→ **Text passage**:
╔══

Our actual results could differ materially from those discussed in the forward looking statements. Factors that could cause or
contribute to such differences include, but are not limited to those discussed below and elsewhere in this Annual Report, particularly
in the section entitled “Risk Factors”.
We
are a development stage company and have not generated material revenue to date. We have incurred recurring losses to date. Our
financial statements have been prepared assuming that we will continue as a going concern and, accordingly, do not include adjustments
relating to the recoverability and realization of assets and classification of liabilities that might be necessary should we be
unable to continue in operation.
As
a result of Closing the Share Exchange Agreement as filed with the Commission on November 25, 2015 in the Company’s current
report on Form 8-K, the registrant is no longer a shell corporation as that term is defined in Rule 405 of the Securities Act
and Rule 12b-2 of the Exchange Act.
We
were incorporated in the State of Wyoming on January 20, 2010, as Tiger Jiujiang Mining, Inc. and established a fiscal year end
of February 28. Our statutory registered agent’s office is located at 1620 Central Avenue, Suite 202, Cheyenne, Wyoming
82001 and our business office is located at 795 Folsom Street, 1
st
Floor, San Francisco, CA. Our telephone number is
415-817-9955.
On
November 22, 2015, the Company, then under the name Tiger Jiujiang Mining, Inc., a Wyoming corporation (the “Company”)

╚══

→ **Exercises**:
1. In two sentences, what does the annual report excerpt say?
2. Could you repeat the stretch of the annual report excerpt from "Our actual results" through "continue in operation."?
3. According to the annual report excerpt, why is the registrant no longer a shell corporation? Answer in one to three sentences.

(Collected data entries)
╔══

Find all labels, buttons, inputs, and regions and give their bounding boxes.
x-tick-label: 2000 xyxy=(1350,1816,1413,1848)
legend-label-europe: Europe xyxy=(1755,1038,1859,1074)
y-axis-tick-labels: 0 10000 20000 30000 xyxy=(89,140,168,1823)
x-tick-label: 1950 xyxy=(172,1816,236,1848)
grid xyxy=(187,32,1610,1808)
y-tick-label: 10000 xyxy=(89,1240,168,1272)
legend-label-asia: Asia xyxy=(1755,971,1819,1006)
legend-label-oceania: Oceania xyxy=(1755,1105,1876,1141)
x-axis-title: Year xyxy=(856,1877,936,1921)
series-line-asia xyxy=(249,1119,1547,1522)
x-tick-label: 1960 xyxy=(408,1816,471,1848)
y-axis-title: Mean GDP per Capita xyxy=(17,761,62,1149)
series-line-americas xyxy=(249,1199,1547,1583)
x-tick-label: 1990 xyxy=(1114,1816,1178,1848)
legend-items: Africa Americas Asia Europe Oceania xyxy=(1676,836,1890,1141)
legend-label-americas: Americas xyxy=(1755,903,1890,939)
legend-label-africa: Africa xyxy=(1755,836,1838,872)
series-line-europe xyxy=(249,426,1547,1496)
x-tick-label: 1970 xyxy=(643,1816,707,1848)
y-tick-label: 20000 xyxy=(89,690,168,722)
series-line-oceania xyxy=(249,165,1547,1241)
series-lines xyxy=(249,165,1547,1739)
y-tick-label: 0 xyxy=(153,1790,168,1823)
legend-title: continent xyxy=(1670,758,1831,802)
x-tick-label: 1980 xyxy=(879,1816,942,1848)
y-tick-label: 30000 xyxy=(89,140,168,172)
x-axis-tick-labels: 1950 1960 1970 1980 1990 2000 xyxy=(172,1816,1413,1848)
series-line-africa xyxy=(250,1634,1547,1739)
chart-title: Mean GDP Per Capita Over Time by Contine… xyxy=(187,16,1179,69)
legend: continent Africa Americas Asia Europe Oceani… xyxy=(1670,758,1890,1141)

╚══

→ **Results in order**:
1. The company is a development stage company that has not generated material revenue, has incurred recurring losses, and has prepared its financial statements assuming it will continue as a going concern. After closing the Share Exchange Agreement filed with the Commission on November 25, 2015, it is no longer a shell corporation, and it was incorporated in Wyoming on January 20, 2010, as Tiger Jiujiang Mining, Inc.

2.
Our actual results could differ materially from those discussed in the forward looking statements. Factors that could cause or
contribute to such differences include, but are not limited to those discussed below and elsewhere in this Annual Report, particularly
in the section entitled “Risk Factors”.
We
are a development stage company and have not generated material revenue to date. We have incurred recurring losses to date. Our
financial statements have been prepared assuming that we will continue as a going concern and, accordingly, do not include adjustments
relating to the recoverability and realization of assets and classification of liabilities that might be necessary should we be
unable to continue in operation.

3. The registrant is no longer a shell corporation as a result of closing the Share Exchange Agreement. That agreement was filed with the Commission on November 25, 2015 in the Company's current report on Form 8-K.